SHORT TASK: Please transcribe the data below exactly. Leave the pictures out.
[SUPPLIED MATERIAL start]
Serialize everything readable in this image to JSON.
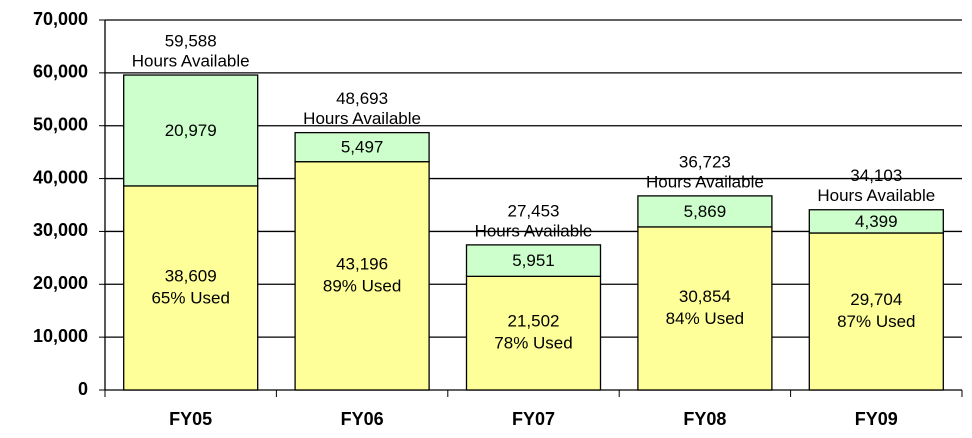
{
  "chart_data": {
    "type": "bar",
    "stacked": true,
    "categories": [
      "FY05",
      "FY06",
      "FY07",
      "FY08",
      "FY09"
    ],
    "series": [
      {
        "color": "#ffff99",
        "values": [
          38609,
          43196,
          21502,
          30854,
          29704
        ],
        "value_labels": [
          "38,609",
          "43,196",
          "21,502",
          "30,854",
          "29,704"
        ],
        "percent_labels": [
          "65% Used",
          "89% Used",
          "78% Used",
          "84% Used",
          "87% Used"
        ]
      },
      {
        "color": "#ccffcc",
        "values": [
          20979,
          5497,
          5951,
          5869,
          4399
        ],
        "value_labels": [
          "20,979",
          "5,497",
          "5,951",
          "5,869",
          "4,399"
        ]
      }
    ],
    "totals": [
      59588,
      48693,
      27453,
      36723,
      34103
    ],
    "total_labels": [
      "59,588",
      "48,693",
      "27,453",
      "36,723",
      "34,103"
    ],
    "total_notes": [
      "Hours Available",
      "Hours Available",
      "Hours Available",
      "Hours Available",
      "Hours Available"
    ],
    "ylim": [
      0,
      70000
    ],
    "yticks": [
      0,
      {
        "value": 10000,
        "label": "10,000"
      },
      {
        "value": 20000,
        "label": "20,000"
      },
      {
        "value": 30000,
        "label": "30,000"
      },
      {
        "value": 40000,
        "label": "40,000"
      },
      {
        "value": 50000,
        "label": "50,000"
      },
      {
        "value": 60000,
        "label": "60,000"
      },
      {
        "value": 70000,
        "label": "70,000"
      }
    ],
    "grid": true
  }
}
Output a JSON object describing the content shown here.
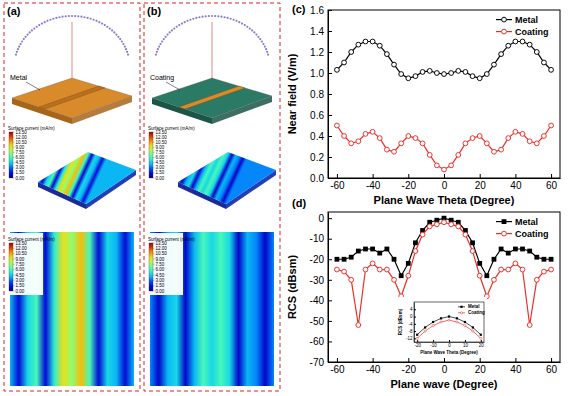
[SUPPLIED MATERIAL end]
WRITTEN RESPONSE:
Serialize everything readable in this image to JSON.
{
  "chart_data": {
    "type": "bar",
    "stacked": true,
    "categories": [
      "FY05",
      "FY06",
      "FY07",
      "FY08",
      "FY09"
    ],
    "series": [
      {
        "color": "#ffff99",
        "values": [
          38609,
          43196,
          21502,
          30854,
          29704
        ],
        "value_labels": [
          "38,609",
          "43,196",
          "21,502",
          "30,854",
          "29,704"
        ],
        "percent_labels": [
          "65% Used",
          "89% Used",
          "78% Used",
          "84% Used",
          "87% Used"
        ]
      },
      {
        "color": "#ccffcc",
        "values": [
          20979,
          5497,
          5951,
          5869,
          4399
        ],
        "value_labels": [
          "20,979",
          "5,497",
          "5,951",
          "5,869",
          "4,399"
        ]
      }
    ],
    "totals": [
      59588,
      48693,
      27453,
      36723,
      34103
    ],
    "total_labels": [
      "59,588",
      "48,693",
      "27,453",
      "36,723",
      "34,103"
    ],
    "total_notes": [
      "Hours Available",
      "Hours Available",
      "Hours Available",
      "Hours Available",
      "Hours Available"
    ],
    "ylim": [
      0,
      70000
    ],
    "yticks": [
      0,
      {
        "value": 10000,
        "label": "10,000"
      },
      {
        "value": 20000,
        "label": "20,000"
      },
      {
        "value": 30000,
        "label": "30,000"
      },
      {
        "value": 40000,
        "label": "40,000"
      },
      {
        "value": 50000,
        "label": "50,000"
      },
      {
        "value": 60000,
        "label": "60,000"
      },
      {
        "value": 70000,
        "label": "70,000"
      }
    ],
    "grid": true
  }
}
Output a JSON object describing the content shown here.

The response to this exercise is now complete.